Task to carry out: Reproduce the lines below word for word, omitting the pictures.

The records:

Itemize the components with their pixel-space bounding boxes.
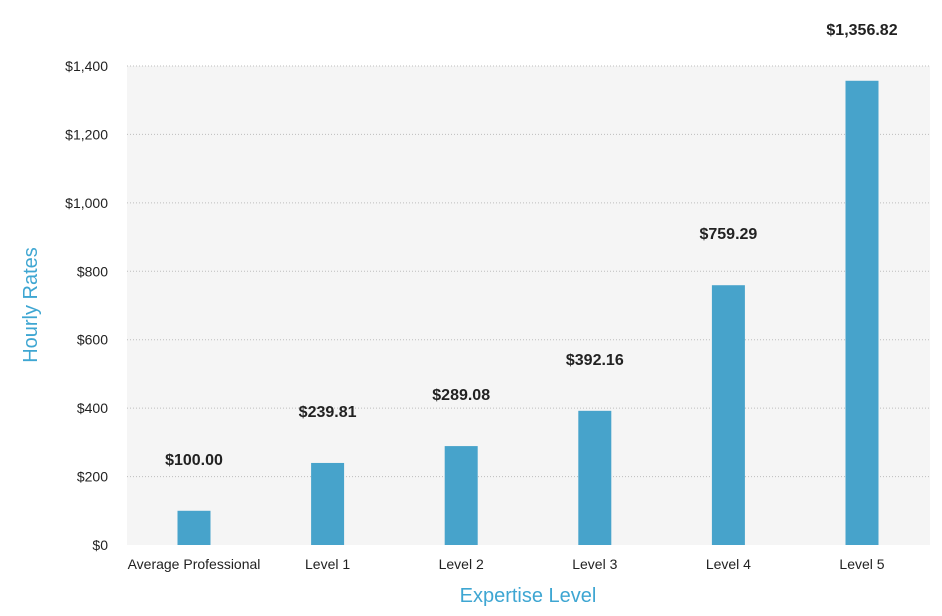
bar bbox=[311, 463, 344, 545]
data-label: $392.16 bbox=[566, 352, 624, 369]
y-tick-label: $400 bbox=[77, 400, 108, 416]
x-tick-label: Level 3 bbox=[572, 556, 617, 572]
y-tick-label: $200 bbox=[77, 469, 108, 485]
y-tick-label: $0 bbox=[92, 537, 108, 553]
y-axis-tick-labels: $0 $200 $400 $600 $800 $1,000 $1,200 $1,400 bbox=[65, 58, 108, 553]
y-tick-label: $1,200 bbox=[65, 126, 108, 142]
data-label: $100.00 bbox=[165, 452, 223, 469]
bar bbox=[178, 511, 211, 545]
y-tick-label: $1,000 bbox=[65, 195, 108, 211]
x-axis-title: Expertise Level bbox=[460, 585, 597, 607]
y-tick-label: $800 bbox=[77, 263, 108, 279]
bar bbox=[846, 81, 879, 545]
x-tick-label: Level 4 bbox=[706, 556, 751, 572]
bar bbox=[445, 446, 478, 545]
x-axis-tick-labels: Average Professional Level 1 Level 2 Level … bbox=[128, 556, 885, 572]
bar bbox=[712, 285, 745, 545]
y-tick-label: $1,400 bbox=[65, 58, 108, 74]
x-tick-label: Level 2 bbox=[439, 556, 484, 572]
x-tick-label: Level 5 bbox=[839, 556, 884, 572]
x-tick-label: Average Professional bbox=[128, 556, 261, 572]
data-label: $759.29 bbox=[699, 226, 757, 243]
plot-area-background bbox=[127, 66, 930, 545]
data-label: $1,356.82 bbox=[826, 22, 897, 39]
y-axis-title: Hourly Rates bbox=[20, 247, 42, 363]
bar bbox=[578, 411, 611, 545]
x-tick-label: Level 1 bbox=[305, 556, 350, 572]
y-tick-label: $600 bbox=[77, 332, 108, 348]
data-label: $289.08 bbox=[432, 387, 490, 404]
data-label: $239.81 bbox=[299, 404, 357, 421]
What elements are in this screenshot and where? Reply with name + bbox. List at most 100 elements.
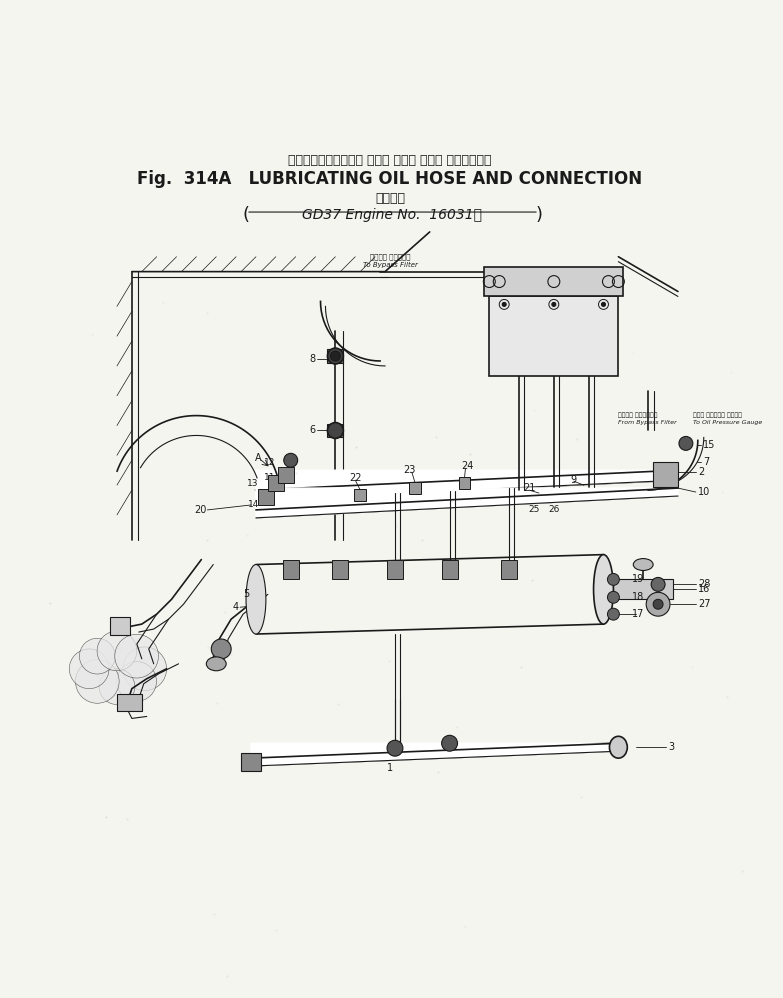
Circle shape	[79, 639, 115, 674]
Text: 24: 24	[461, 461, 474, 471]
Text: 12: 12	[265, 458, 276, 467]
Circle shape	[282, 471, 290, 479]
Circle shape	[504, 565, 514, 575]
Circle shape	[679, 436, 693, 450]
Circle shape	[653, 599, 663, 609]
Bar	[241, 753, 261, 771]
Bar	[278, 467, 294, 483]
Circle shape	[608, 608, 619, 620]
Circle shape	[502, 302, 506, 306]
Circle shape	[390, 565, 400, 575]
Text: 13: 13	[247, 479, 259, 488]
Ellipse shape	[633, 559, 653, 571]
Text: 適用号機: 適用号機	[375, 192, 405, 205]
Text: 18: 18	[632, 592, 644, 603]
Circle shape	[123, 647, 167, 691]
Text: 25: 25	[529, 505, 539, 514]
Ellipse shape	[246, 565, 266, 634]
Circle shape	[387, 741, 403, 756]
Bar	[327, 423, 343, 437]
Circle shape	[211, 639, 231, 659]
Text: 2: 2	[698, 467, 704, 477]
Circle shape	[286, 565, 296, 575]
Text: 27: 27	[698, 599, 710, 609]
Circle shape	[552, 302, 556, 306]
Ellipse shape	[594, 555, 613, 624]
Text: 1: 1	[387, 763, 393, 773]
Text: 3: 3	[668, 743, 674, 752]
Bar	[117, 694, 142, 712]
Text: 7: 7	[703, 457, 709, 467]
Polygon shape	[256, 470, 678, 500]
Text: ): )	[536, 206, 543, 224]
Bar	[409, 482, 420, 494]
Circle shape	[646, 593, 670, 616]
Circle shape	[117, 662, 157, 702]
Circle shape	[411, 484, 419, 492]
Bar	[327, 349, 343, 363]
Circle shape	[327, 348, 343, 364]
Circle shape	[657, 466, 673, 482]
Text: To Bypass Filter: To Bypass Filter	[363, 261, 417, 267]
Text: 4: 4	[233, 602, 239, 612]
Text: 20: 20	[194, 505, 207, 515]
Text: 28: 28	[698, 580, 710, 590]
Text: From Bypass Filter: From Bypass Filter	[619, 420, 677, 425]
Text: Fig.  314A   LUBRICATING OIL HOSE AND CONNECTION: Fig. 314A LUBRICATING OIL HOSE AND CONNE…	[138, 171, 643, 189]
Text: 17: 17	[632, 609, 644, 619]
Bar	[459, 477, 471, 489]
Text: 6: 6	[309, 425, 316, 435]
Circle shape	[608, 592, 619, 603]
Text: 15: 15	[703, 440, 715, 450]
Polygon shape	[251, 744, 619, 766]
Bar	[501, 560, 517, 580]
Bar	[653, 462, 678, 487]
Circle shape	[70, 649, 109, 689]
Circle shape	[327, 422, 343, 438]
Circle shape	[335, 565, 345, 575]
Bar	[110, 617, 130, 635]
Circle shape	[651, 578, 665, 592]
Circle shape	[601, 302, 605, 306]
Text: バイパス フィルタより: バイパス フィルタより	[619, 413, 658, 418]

Answer to the exercise:
Itemize the components with their pixel-space bounding boxes.
bar bbox=[311, 463, 344, 545]
data-label: $392.16 bbox=[566, 352, 624, 369]
y-tick-label: $400 bbox=[77, 400, 108, 416]
x-tick-label: Level 3 bbox=[572, 556, 617, 572]
y-tick-label: $200 bbox=[77, 469, 108, 485]
y-tick-label: $0 bbox=[92, 537, 108, 553]
y-axis-tick-labels: $0 $200 $400 $600 $800 $1,000 $1,200 $1,400 bbox=[65, 58, 108, 553]
y-tick-label: $1,200 bbox=[65, 126, 108, 142]
data-label: $100.00 bbox=[165, 452, 223, 469]
bar bbox=[178, 511, 211, 545]
y-tick-label: $1,000 bbox=[65, 195, 108, 211]
x-axis-title: Expertise Level bbox=[460, 585, 597, 607]
y-tick-label: $800 bbox=[77, 263, 108, 279]
bar bbox=[846, 81, 879, 545]
x-tick-label: Level 4 bbox=[706, 556, 751, 572]
bar bbox=[445, 446, 478, 545]
x-axis-tick-labels: Average Professional Level 1 Level 2 Level … bbox=[128, 556, 885, 572]
bar bbox=[712, 285, 745, 545]
y-tick-label: $1,400 bbox=[65, 58, 108, 74]
x-tick-label: Level 2 bbox=[439, 556, 484, 572]
x-tick-label: Level 5 bbox=[839, 556, 884, 572]
x-tick-label: Average Professional bbox=[128, 556, 261, 572]
data-label: $759.29 bbox=[699, 226, 757, 243]
plot-area-background bbox=[127, 66, 930, 545]
data-label: $1,356.82 bbox=[826, 22, 897, 39]
y-axis-title: Hourly Rates bbox=[20, 247, 42, 363]
bar bbox=[578, 411, 611, 545]
x-tick-label: Level 1 bbox=[305, 556, 350, 572]
y-tick-label: $600 bbox=[77, 332, 108, 348]
data-label: $289.08 bbox=[432, 387, 490, 404]
data-label: $239.81 bbox=[299, 404, 357, 421]
What elements are in this screenshot and where? Reply with name + bbox. List at most 100 elements.
Circle shape	[79, 639, 115, 674]
Text: 24: 24	[461, 461, 474, 471]
Text: 12: 12	[265, 458, 276, 467]
Circle shape	[282, 471, 290, 479]
Circle shape	[504, 565, 514, 575]
Circle shape	[679, 436, 693, 450]
Circle shape	[653, 599, 663, 609]
Bar	[241, 753, 261, 771]
Bar	[278, 467, 294, 483]
Circle shape	[608, 608, 619, 620]
Circle shape	[502, 302, 506, 306]
Circle shape	[390, 565, 400, 575]
Text: 13: 13	[247, 479, 259, 488]
Ellipse shape	[633, 559, 653, 571]
Text: 適用号機: 適用号機	[375, 192, 405, 205]
Text: 18: 18	[632, 592, 644, 603]
Circle shape	[123, 647, 167, 691]
Text: 25: 25	[529, 505, 539, 514]
Ellipse shape	[246, 565, 266, 634]
Circle shape	[387, 741, 403, 756]
Bar	[327, 423, 343, 437]
Circle shape	[211, 639, 231, 659]
Text: 2: 2	[698, 467, 704, 477]
Circle shape	[286, 565, 296, 575]
Text: 27: 27	[698, 599, 710, 609]
Circle shape	[552, 302, 556, 306]
Ellipse shape	[594, 555, 613, 624]
Text: 1: 1	[387, 763, 393, 773]
Text: 3: 3	[668, 743, 674, 752]
Bar	[117, 694, 142, 712]
Text: 7: 7	[703, 457, 709, 467]
Polygon shape	[256, 470, 678, 500]
Text: ): )	[536, 206, 543, 224]
Bar	[409, 482, 420, 494]
Circle shape	[646, 593, 670, 616]
Circle shape	[117, 662, 157, 702]
Circle shape	[411, 484, 419, 492]
Bar	[327, 349, 343, 363]
Circle shape	[327, 348, 343, 364]
Circle shape	[657, 466, 673, 482]
Text: To Bypass Filter: To Bypass Filter	[363, 261, 417, 267]
Text: 4: 4	[233, 602, 239, 612]
Text: 20: 20	[194, 505, 207, 515]
Text: 28: 28	[698, 580, 710, 590]
Text: From Bypass Filter: From Bypass Filter	[619, 420, 677, 425]
Text: Fig.  314A   LUBRICATING OIL HOSE AND CONNECTION: Fig. 314A LUBRICATING OIL HOSE AND CONNE…	[138, 171, 643, 189]
Text: 17: 17	[632, 609, 644, 619]
Bar	[459, 477, 471, 489]
Text: 6: 6	[309, 425, 316, 435]
Circle shape	[608, 592, 619, 603]
Text: 15: 15	[703, 440, 715, 450]
Polygon shape	[251, 744, 619, 766]
Bar	[501, 560, 517, 580]
Bar	[653, 462, 678, 487]
Circle shape	[70, 649, 109, 689]
Circle shape	[327, 422, 343, 438]
Circle shape	[335, 565, 345, 575]
Bar	[110, 617, 130, 635]
Circle shape	[651, 578, 665, 592]
Circle shape	[601, 302, 605, 306]
Text: バイパス フィルタより: バイパス フィルタより	[619, 413, 658, 418]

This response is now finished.